**YOUR TASK:** Repeat the listing in full, word for word.

****************************************

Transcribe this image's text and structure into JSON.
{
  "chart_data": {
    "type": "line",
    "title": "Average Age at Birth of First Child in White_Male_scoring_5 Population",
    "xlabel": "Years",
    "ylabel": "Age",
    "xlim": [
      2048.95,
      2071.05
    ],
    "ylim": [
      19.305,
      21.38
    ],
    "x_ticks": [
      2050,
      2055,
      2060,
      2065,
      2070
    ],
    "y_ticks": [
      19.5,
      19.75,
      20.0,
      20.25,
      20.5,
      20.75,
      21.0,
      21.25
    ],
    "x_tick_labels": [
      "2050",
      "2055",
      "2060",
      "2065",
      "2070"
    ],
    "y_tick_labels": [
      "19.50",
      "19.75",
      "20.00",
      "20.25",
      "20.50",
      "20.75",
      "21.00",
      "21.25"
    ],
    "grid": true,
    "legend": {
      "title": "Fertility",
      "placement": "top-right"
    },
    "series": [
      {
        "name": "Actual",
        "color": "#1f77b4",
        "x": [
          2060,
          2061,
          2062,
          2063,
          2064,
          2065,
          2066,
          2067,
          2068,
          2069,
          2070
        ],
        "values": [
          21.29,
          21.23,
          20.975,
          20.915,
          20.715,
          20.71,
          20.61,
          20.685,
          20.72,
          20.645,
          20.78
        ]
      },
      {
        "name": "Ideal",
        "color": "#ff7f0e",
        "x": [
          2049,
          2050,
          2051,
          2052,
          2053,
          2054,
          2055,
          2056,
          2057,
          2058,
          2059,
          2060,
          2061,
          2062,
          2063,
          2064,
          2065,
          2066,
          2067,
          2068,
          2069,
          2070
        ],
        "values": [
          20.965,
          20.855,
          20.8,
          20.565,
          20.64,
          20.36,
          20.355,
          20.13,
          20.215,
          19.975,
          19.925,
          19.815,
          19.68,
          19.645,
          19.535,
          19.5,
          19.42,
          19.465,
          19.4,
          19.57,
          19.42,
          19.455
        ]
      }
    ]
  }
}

****************************************

**EXPECTED ANSWER:**
Transcribe this image's text and structure into JSON.
{
  "chart_data": {
    "type": "line",
    "title": "Average Age at Birth of First Child in White_Male_scoring_5 Population",
    "xlabel": "Years",
    "ylabel": "Age",
    "xlim": [
      2048.95,
      2071.05
    ],
    "ylim": [
      19.305,
      21.38
    ],
    "x_ticks": [
      2050,
      2055,
      2060,
      2065,
      2070
    ],
    "y_ticks": [
      19.5,
      19.75,
      20.0,
      20.25,
      20.5,
      20.75,
      21.0,
      21.25
    ],
    "x_tick_labels": [
      "2050",
      "2055",
      "2060",
      "2065",
      "2070"
    ],
    "y_tick_labels": [
      "19.50",
      "19.75",
      "20.00",
      "20.25",
      "20.50",
      "20.75",
      "21.00",
      "21.25"
    ],
    "grid": true,
    "legend": {
      "title": "Fertility",
      "placement": "top-right"
    },
    "series": [
      {
        "name": "Actual",
        "color": "#1f77b4",
        "x": [
          2060,
          2061,
          2062,
          2063,
          2064,
          2065,
          2066,
          2067,
          2068,
          2069,
          2070
        ],
        "values": [
          21.29,
          21.23,
          20.975,
          20.915,
          20.715,
          20.71,
          20.61,
          20.685,
          20.72,
          20.645,
          20.78
        ]
      },
      {
        "name": "Ideal",
        "color": "#ff7f0e",
        "x": [
          2049,
          2050,
          2051,
          2052,
          2053,
          2054,
          2055,
          2056,
          2057,
          2058,
          2059,
          2060,
          2061,
          2062,
          2063,
          2064,
          2065,
          2066,
          2067,
          2068,
          2069,
          2070
        ],
        "values": [
          20.965,
          20.855,
          20.8,
          20.565,
          20.64,
          20.36,
          20.355,
          20.13,
          20.215,
          19.975,
          19.925,
          19.815,
          19.68,
          19.645,
          19.535,
          19.5,
          19.42,
          19.465,
          19.4,
          19.57,
          19.42,
          19.455
        ]
      }
    ]
  }
}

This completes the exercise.